- What is expected
Leaving out the pictures, retype all the material exactly.
※
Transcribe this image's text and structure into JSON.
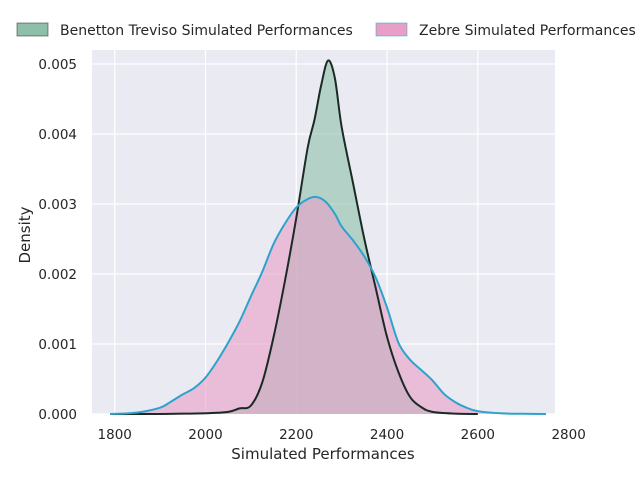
{
  "chart_data": {
    "type": "area",
    "title": "",
    "xlabel": "Simulated Performances",
    "ylabel": "Density",
    "xlim": [
      1750,
      2770
    ],
    "ylim": [
      0,
      0.0052
    ],
    "xticks": [
      1800,
      2000,
      2200,
      2400,
      2600,
      2800
    ],
    "xtick_labels": [
      "1800",
      "2000",
      "2200",
      "2400",
      "2600",
      "2800"
    ],
    "yticks": [
      0,
      0.001,
      0.002,
      0.003,
      0.004,
      0.005
    ],
    "ytick_labels": [
      "0.000",
      "0.001",
      "0.002",
      "0.003",
      "0.004",
      "0.005"
    ],
    "grid": true,
    "legend_position": "top",
    "series": [
      {
        "name": "Benetton Treviso Simulated Performances",
        "fill_color": "#8dbfaa",
        "line_color": "#1a2a24",
        "points": [
          [
            1790,
            0
          ],
          [
            1900,
            0
          ],
          [
            1950,
            5e-06
          ],
          [
            2000,
            1e-05
          ],
          [
            2050,
            3e-05
          ],
          [
            2075,
            8e-05
          ],
          [
            2100,
            0.00012
          ],
          [
            2125,
            0.00045
          ],
          [
            2150,
            0.0011
          ],
          [
            2175,
            0.0019
          ],
          [
            2200,
            0.0028
          ],
          [
            2225,
            0.0038
          ],
          [
            2240,
            0.0042
          ],
          [
            2255,
            0.0047
          ],
          [
            2270,
            0.00505
          ],
          [
            2285,
            0.0048
          ],
          [
            2300,
            0.0041
          ],
          [
            2325,
            0.0033
          ],
          [
            2350,
            0.0025
          ],
          [
            2375,
            0.0018
          ],
          [
            2400,
            0.0011
          ],
          [
            2425,
            0.0006
          ],
          [
            2450,
            0.00025
          ],
          [
            2475,
            0.0001
          ],
          [
            2500,
            3e-05
          ],
          [
            2550,
            5e-06
          ],
          [
            2600,
            0
          ]
        ]
      },
      {
        "name": "Zebre Simulated Performances",
        "fill_color": "#e89ec6",
        "line_color": "#2ba3cc",
        "points": [
          [
            1790,
            0
          ],
          [
            1830,
            1e-05
          ],
          [
            1860,
            3e-05
          ],
          [
            1900,
            9e-05
          ],
          [
            1925,
            0.00018
          ],
          [
            1950,
            0.00028
          ],
          [
            1975,
            0.00037
          ],
          [
            2000,
            0.00052
          ],
          [
            2025,
            0.00075
          ],
          [
            2050,
            0.00102
          ],
          [
            2075,
            0.00132
          ],
          [
            2100,
            0.00168
          ],
          [
            2125,
            0.00203
          ],
          [
            2150,
            0.00243
          ],
          [
            2175,
            0.00272
          ],
          [
            2200,
            0.00295
          ],
          [
            2225,
            0.00307
          ],
          [
            2245,
            0.0031
          ],
          [
            2265,
            0.00303
          ],
          [
            2285,
            0.00286
          ],
          [
            2300,
            0.00268
          ],
          [
            2325,
            0.00248
          ],
          [
            2350,
            0.00225
          ],
          [
            2375,
            0.00195
          ],
          [
            2400,
            0.00152
          ],
          [
            2425,
            0.00102
          ],
          [
            2450,
            0.00078
          ],
          [
            2475,
            0.00063
          ],
          [
            2500,
            0.00048
          ],
          [
            2525,
            0.00029
          ],
          [
            2550,
            0.00017
          ],
          [
            2575,
            9e-05
          ],
          [
            2600,
            4e-05
          ],
          [
            2650,
            1e-05
          ],
          [
            2700,
            3e-06
          ],
          [
            2750,
            0
          ]
        ]
      }
    ]
  }
}
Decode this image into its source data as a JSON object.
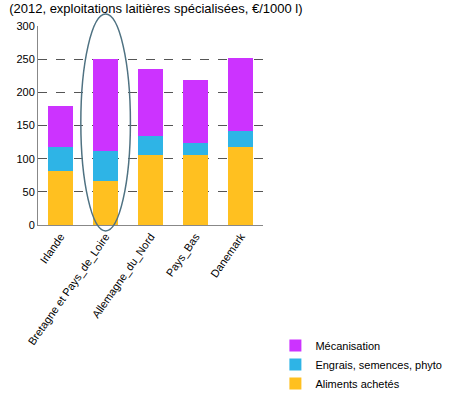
{
  "chart_data": {
    "type": "bar",
    "title": "(2012, exploitations laitières spécialisées, €/1000 l)",
    "categories": [
      "Irlande",
      "Bretagne et Pays_de_Loire",
      "Allemagne_du_Nord",
      "Pays_Bas",
      "Danemark"
    ],
    "series": [
      {
        "name": "Aliments achetés",
        "color": "#ffc020",
        "values": [
          82,
          67,
          106,
          106,
          117
        ]
      },
      {
        "name": "Engrais, semences, phyto",
        "color": "#2eb4e6",
        "values": [
          36,
          44,
          28,
          18,
          24
        ]
      },
      {
        "name": "Mécanisation",
        "color": "#cc33ff",
        "values": [
          62,
          140,
          101,
          94,
          111
        ]
      }
    ],
    "stacked": true,
    "ylim": [
      0,
      300
    ],
    "yticks": [
      0,
      50,
      100,
      150,
      200,
      250,
      300
    ],
    "grid": true,
    "legend": "bottom right"
  }
}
※
- Written response
Transcribe this image's text and structure into JSON.
{
  "chart_data": {
    "type": "area",
    "title": "",
    "xlabel": "Simulated Performances",
    "ylabel": "Density",
    "xlim": [
      1750,
      2770
    ],
    "ylim": [
      0,
      0.0052
    ],
    "xticks": [
      1800,
      2000,
      2200,
      2400,
      2600,
      2800
    ],
    "xtick_labels": [
      "1800",
      "2000",
      "2200",
      "2400",
      "2600",
      "2800"
    ],
    "yticks": [
      0,
      0.001,
      0.002,
      0.003,
      0.004,
      0.005
    ],
    "ytick_labels": [
      "0.000",
      "0.001",
      "0.002",
      "0.003",
      "0.004",
      "0.005"
    ],
    "grid": true,
    "legend_position": "top",
    "series": [
      {
        "name": "Benetton Treviso Simulated Performances",
        "fill_color": "#8dbfaa",
        "line_color": "#1a2a24",
        "points": [
          [
            1790,
            0
          ],
          [
            1900,
            0
          ],
          [
            1950,
            5e-06
          ],
          [
            2000,
            1e-05
          ],
          [
            2050,
            3e-05
          ],
          [
            2075,
            8e-05
          ],
          [
            2100,
            0.00012
          ],
          [
            2125,
            0.00045
          ],
          [
            2150,
            0.0011
          ],
          [
            2175,
            0.0019
          ],
          [
            2200,
            0.0028
          ],
          [
            2225,
            0.0038
          ],
          [
            2240,
            0.0042
          ],
          [
            2255,
            0.0047
          ],
          [
            2270,
            0.00505
          ],
          [
            2285,
            0.0048
          ],
          [
            2300,
            0.0041
          ],
          [
            2325,
            0.0033
          ],
          [
            2350,
            0.0025
          ],
          [
            2375,
            0.0018
          ],
          [
            2400,
            0.0011
          ],
          [
            2425,
            0.0006
          ],
          [
            2450,
            0.00025
          ],
          [
            2475,
            0.0001
          ],
          [
            2500,
            3e-05
          ],
          [
            2550,
            5e-06
          ],
          [
            2600,
            0
          ]
        ]
      },
      {
        "name": "Zebre Simulated Performances",
        "fill_color": "#e89ec6",
        "line_color": "#2ba3cc",
        "points": [
          [
            1790,
            0
          ],
          [
            1830,
            1e-05
          ],
          [
            1860,
            3e-05
          ],
          [
            1900,
            9e-05
          ],
          [
            1925,
            0.00018
          ],
          [
            1950,
            0.00028
          ],
          [
            1975,
            0.00037
          ],
          [
            2000,
            0.00052
          ],
          [
            2025,
            0.00075
          ],
          [
            2050,
            0.00102
          ],
          [
            2075,
            0.00132
          ],
          [
            2100,
            0.00168
          ],
          [
            2125,
            0.00203
          ],
          [
            2150,
            0.00243
          ],
          [
            2175,
            0.00272
          ],
          [
            2200,
            0.00295
          ],
          [
            2225,
            0.00307
          ],
          [
            2245,
            0.0031
          ],
          [
            2265,
            0.00303
          ],
          [
            2285,
            0.00286
          ],
          [
            2300,
            0.00268
          ],
          [
            2325,
            0.00248
          ],
          [
            2350,
            0.00225
          ],
          [
            2375,
            0.00195
          ],
          [
            2400,
            0.00152
          ],
          [
            2425,
            0.00102
          ],
          [
            2450,
            0.00078
          ],
          [
            2475,
            0.00063
          ],
          [
            2500,
            0.00048
          ],
          [
            2525,
            0.00029
          ],
          [
            2550,
            0.00017
          ],
          [
            2575,
            9e-05
          ],
          [
            2600,
            4e-05
          ],
          [
            2650,
            1e-05
          ],
          [
            2700,
            3e-06
          ],
          [
            2750,
            0
          ]
        ]
      }
    ]
  }
}
Decode this image into its source data as a JSON object.
{
  "chart_data": {
    "type": "bar",
    "title": "(2012, exploitations laitières spécialisées, €/1000 l)",
    "categories": [
      "Irlande",
      "Bretagne et Pays_de_Loire",
      "Allemagne_du_Nord",
      "Pays_Bas",
      "Danemark"
    ],
    "series": [
      {
        "name": "Aliments achetés",
        "color": "#ffc020",
        "values": [
          82,
          67,
          106,
          106,
          117
        ]
      },
      {
        "name": "Engrais, semences, phyto",
        "color": "#2eb4e6",
        "values": [
          36,
          44,
          28,
          18,
          24
        ]
      },
      {
        "name": "Mécanisation",
        "color": "#cc33ff",
        "values": [
          62,
          140,
          101,
          94,
          111
        ]
      }
    ],
    "stacked": true,
    "ylim": [
      0,
      300
    ],
    "yticks": [
      0,
      50,
      100,
      150,
      200,
      250,
      300
    ],
    "grid": true,
    "legend": "bottom right"
  }
}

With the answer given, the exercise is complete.